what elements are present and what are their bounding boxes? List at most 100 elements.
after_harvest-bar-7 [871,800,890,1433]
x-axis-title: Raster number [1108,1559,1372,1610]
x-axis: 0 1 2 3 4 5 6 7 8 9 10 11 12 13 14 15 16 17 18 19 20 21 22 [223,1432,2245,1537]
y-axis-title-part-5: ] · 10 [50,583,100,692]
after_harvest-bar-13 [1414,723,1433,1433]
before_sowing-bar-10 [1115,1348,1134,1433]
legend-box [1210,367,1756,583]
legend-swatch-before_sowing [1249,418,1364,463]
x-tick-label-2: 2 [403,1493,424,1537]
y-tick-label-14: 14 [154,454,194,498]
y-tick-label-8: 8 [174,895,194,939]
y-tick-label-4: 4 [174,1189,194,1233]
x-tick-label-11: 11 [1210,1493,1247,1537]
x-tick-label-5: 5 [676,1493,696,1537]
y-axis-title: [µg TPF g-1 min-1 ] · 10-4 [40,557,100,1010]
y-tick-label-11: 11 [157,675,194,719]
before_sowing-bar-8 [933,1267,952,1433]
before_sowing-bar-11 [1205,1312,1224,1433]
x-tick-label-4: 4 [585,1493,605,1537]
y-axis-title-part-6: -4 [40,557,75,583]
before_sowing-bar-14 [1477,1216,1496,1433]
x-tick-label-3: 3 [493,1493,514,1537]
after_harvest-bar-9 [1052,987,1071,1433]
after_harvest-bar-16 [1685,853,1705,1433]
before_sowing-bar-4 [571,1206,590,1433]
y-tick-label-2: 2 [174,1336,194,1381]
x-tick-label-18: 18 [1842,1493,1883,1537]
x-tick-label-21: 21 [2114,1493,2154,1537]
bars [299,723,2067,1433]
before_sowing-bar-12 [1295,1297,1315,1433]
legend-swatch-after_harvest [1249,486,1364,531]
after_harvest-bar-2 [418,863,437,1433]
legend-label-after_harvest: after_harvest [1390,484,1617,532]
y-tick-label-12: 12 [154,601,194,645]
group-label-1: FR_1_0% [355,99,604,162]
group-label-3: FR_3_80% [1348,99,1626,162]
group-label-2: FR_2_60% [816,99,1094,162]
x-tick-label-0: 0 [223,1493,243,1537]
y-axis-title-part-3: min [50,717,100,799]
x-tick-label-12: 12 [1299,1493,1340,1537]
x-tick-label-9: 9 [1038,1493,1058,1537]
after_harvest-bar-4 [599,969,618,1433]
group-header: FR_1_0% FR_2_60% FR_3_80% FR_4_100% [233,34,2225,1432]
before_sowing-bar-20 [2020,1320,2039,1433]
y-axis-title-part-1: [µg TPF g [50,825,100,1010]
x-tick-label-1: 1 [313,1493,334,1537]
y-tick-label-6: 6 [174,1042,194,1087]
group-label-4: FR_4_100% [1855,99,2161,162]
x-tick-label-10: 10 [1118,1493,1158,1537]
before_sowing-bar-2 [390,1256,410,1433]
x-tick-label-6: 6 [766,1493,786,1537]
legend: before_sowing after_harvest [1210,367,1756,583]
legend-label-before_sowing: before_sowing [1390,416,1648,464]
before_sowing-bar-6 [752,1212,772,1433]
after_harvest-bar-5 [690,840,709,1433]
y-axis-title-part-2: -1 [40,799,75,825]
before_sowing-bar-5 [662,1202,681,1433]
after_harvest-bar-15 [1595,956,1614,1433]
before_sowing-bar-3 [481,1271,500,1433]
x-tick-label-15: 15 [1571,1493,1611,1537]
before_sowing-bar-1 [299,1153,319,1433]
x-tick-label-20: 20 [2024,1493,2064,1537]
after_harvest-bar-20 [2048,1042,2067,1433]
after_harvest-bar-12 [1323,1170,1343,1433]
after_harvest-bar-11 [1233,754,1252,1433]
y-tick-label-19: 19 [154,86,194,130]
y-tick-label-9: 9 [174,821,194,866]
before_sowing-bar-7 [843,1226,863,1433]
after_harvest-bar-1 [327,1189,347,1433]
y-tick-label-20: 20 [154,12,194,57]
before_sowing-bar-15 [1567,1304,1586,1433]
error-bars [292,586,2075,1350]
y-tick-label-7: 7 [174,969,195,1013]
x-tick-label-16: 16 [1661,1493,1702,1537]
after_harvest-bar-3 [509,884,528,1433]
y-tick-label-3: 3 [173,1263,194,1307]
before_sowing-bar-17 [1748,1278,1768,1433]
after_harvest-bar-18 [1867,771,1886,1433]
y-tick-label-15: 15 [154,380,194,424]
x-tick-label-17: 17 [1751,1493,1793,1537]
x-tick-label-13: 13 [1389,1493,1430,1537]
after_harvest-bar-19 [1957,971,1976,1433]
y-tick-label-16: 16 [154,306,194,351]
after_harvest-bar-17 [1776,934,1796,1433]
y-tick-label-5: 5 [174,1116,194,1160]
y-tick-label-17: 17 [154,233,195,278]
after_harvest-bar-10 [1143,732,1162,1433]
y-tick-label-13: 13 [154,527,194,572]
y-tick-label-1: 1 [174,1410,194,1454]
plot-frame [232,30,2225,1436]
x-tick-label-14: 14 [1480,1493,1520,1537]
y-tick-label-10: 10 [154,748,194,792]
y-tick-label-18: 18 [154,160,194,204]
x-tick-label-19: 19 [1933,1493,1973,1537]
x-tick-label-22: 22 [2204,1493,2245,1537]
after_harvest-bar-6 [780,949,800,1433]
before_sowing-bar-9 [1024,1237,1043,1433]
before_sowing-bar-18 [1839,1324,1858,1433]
◆ ◆ ◆
■ **REQUIREMENT**
Copy out everything from the start of the records down to the line containing "legend-box [1210,367,1756,583]", including that line, and reproduce those lines unchanged.

■ **RESULT OF THIS TASK**
what elements are present and what are their bounding boxes? List at most 100 elements.
after_harvest-bar-7 [871,800,890,1433]
x-axis-title: Raster number [1108,1559,1372,1610]
x-axis: 0 1 2 3 4 5 6 7 8 9 10 11 12 13 14 15 16 17 18 19 20 21 22 [223,1432,2245,1537]
y-axis-title-part-5: ] · 10 [50,583,100,692]
after_harvest-bar-13 [1414,723,1433,1433]
before_sowing-bar-10 [1115,1348,1134,1433]
legend-box [1210,367,1756,583]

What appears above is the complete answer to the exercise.